- EXERCISE DIRECTIONS: Copy each line in which the string "mündlichen" occurs.

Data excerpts
^^^^^^^^

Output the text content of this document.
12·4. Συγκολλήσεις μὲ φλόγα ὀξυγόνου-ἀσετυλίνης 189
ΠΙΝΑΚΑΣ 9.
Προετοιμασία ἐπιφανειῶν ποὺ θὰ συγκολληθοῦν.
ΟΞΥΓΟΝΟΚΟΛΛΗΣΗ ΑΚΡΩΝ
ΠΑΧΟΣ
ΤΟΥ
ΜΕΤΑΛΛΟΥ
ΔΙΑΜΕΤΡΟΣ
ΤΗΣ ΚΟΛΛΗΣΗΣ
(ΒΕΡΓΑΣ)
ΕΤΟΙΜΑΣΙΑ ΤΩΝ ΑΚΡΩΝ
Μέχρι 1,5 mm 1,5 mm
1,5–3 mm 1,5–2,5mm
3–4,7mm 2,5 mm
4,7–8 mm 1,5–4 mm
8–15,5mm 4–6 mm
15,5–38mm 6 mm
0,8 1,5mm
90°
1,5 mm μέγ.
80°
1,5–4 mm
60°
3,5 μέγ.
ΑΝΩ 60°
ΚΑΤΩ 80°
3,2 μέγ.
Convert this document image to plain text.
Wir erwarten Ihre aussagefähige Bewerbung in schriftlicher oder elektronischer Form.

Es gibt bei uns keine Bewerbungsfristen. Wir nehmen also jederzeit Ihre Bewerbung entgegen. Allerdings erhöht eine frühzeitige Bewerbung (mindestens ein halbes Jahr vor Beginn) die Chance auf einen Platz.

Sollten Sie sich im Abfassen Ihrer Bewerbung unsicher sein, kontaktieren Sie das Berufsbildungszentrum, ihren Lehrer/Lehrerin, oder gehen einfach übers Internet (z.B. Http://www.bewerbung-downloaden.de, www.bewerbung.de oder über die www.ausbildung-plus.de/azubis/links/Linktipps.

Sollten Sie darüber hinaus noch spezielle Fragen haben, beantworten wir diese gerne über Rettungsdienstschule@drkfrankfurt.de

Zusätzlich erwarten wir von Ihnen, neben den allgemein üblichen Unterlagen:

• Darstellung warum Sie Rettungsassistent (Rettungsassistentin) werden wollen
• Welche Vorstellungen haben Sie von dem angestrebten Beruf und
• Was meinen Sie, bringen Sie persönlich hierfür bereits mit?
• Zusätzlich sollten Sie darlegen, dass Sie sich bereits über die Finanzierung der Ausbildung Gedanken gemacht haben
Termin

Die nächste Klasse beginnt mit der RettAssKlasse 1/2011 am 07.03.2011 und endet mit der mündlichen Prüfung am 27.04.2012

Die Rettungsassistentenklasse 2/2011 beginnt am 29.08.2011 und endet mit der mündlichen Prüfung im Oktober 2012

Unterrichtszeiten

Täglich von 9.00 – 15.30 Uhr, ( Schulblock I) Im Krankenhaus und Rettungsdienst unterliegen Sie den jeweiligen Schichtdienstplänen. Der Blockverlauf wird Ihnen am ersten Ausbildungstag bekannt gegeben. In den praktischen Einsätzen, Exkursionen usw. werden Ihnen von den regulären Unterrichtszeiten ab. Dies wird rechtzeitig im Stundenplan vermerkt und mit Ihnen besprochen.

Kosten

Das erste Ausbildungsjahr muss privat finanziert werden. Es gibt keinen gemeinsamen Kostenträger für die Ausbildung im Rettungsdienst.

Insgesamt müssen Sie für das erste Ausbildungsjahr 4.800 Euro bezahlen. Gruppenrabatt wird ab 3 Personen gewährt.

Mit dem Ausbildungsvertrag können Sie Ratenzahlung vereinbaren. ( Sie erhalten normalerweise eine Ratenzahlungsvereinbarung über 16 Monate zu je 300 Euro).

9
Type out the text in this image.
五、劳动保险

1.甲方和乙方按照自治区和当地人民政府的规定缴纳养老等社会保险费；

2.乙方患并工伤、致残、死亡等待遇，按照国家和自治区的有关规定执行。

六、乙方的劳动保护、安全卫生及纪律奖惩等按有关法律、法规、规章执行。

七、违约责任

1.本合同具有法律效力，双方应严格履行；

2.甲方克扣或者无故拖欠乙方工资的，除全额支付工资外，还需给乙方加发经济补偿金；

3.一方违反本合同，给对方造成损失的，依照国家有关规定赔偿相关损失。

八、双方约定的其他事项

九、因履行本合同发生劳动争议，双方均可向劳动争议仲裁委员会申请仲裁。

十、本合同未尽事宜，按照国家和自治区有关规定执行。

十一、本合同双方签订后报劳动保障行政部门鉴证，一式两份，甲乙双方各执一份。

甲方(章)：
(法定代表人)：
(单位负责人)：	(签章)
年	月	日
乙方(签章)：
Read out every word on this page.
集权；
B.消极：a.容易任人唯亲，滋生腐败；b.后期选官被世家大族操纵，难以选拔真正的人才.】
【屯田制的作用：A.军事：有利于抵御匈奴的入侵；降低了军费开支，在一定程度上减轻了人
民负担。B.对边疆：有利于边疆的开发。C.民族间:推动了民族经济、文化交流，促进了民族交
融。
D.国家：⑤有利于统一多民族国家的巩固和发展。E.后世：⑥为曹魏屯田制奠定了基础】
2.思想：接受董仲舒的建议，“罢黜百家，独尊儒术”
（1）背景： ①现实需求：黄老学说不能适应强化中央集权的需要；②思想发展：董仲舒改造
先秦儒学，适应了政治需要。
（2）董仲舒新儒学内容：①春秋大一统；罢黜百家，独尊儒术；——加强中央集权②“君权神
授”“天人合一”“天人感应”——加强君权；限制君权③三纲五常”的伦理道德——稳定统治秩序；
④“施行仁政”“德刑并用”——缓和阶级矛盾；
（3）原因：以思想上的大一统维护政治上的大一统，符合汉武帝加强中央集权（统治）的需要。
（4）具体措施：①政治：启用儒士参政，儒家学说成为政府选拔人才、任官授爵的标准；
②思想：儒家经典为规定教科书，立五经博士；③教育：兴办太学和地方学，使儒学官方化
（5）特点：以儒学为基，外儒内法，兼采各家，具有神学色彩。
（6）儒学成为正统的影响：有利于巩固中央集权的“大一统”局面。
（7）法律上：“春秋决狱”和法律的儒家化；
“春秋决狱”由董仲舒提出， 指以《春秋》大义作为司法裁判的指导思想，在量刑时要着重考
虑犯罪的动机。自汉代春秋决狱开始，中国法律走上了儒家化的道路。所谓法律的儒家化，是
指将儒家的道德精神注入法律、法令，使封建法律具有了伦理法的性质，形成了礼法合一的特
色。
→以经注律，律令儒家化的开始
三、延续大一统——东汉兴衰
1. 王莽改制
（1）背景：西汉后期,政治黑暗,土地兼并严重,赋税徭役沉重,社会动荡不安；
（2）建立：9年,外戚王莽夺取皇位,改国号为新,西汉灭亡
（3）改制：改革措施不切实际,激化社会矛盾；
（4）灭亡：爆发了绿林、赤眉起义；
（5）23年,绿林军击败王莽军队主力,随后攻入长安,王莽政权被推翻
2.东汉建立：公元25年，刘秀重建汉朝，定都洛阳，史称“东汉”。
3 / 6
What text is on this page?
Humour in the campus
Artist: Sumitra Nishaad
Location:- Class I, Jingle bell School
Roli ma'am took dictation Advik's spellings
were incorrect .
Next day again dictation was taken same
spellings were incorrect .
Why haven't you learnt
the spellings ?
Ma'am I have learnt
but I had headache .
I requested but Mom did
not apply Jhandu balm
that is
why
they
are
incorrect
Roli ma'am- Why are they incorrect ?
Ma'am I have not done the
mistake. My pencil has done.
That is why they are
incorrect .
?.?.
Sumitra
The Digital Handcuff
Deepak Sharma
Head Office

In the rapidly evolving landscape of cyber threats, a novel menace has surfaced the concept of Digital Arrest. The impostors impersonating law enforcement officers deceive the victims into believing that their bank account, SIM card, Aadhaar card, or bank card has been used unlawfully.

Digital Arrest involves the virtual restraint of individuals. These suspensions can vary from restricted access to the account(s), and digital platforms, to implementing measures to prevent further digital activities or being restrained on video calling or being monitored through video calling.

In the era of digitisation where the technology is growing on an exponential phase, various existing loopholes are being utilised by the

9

^^^^^^^^

- RESULT OF THE TASK:
Die nächste Klasse beginnt mit der RettAssKlasse 1/2011 am 07.03.2011 und endet mit der mündlichen Prüfung am 27.04.2012
Die Rettungsassistentenklasse 2/2011 beginnt am 29.08.2011 und endet mit der mündlichen Prüfung im Oktober 2012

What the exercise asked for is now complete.